⟨
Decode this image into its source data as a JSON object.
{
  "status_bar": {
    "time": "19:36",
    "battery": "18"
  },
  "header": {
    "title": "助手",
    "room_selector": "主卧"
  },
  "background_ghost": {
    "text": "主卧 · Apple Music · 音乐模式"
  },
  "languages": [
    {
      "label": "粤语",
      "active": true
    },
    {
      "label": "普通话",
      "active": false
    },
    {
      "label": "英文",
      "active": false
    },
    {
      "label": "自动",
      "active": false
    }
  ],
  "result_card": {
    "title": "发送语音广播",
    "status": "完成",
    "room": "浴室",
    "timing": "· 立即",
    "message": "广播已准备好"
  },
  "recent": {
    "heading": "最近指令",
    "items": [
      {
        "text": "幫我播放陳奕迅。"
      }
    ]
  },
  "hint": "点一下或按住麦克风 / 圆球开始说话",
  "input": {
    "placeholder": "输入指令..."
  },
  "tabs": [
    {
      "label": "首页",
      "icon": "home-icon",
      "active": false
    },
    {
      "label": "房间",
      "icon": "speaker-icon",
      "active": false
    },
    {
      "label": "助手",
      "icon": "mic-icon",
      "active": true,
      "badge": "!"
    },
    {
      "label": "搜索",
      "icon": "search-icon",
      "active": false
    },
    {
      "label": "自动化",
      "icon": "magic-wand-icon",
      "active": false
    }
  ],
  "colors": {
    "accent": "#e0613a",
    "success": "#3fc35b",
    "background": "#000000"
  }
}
⟩
* Problem requirements *
Print the whole listing exactly as it is.

* Written response *
Decode this image into its source data as a JSON object.
{
  "status_bar": {
    "time": "19:36",
    "battery": "18"
  },
  "header": {
    "title": "助手",
    "room_selector": "主卧"
  },
  "background_ghost": {
    "text": "主卧 · Apple Music · 音乐模式"
  },
  "languages": [
    {
      "label": "粤语",
      "active": true
    },
    {
      "label": "普通话",
      "active": false
    },
    {
      "label": "英文",
      "active": false
    },
    {
      "label": "自动",
      "active": false
    }
  ],
  "result_card": {
    "title": "发送语音广播",
    "status": "完成",
    "room": "浴室",
    "timing": "· 立即",
    "message": "广播已准备好"
  },
  "recent": {
    "heading": "最近指令",
    "items": [
      {
        "text": "幫我播放陳奕迅。"
      }
    ]
  },
  "hint": "点一下或按住麦克风 / 圆球开始说话",
  "input": {
    "placeholder": "输入指令..."
  },
  "tabs": [
    {
      "label": "首页",
      "icon": "home-icon",
      "active": false
    },
    {
      "label": "房间",
      "icon": "speaker-icon",
      "active": false
    },
    {
      "label": "助手",
      "icon": "mic-icon",
      "active": true,
      "badge": "!"
    },
    {
      "label": "搜索",
      "icon": "search-icon",
      "active": false
    },
    {
      "label": "自动化",
      "icon": "magic-wand-icon",
      "active": false
    }
  ],
  "colors": {
    "accent": "#e0613a",
    "success": "#3fc35b",
    "background": "#000000"
  }
}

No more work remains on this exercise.